-- Start Data for this task --
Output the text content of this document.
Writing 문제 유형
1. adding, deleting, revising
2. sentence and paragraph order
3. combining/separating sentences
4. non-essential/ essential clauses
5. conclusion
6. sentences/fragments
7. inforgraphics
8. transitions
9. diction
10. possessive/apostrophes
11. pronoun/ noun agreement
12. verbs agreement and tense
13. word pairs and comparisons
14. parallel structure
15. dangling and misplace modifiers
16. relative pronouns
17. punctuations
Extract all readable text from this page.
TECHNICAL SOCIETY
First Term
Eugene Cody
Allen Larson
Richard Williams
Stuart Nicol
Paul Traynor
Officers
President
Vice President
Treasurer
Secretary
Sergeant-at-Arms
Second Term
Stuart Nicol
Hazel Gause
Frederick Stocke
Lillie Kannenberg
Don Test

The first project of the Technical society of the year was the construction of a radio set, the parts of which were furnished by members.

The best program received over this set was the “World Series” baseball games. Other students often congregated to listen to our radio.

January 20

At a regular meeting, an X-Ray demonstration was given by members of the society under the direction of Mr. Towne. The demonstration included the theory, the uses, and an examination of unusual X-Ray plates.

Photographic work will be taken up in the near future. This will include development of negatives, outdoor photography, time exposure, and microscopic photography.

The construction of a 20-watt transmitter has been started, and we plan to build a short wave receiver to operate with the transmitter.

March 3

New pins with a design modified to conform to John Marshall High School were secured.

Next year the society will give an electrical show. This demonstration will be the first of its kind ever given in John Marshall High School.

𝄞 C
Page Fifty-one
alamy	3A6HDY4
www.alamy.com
-- End Data for this task --
## Prompt
Locate the word "were" in the data above. Copy every line carrying it.

## Finished exercise
The first project of the Technical society of the year was the construction of a radio set, the parts of which were furnished by members.
New pins with a design modified to conform to John Marshall High School were secured.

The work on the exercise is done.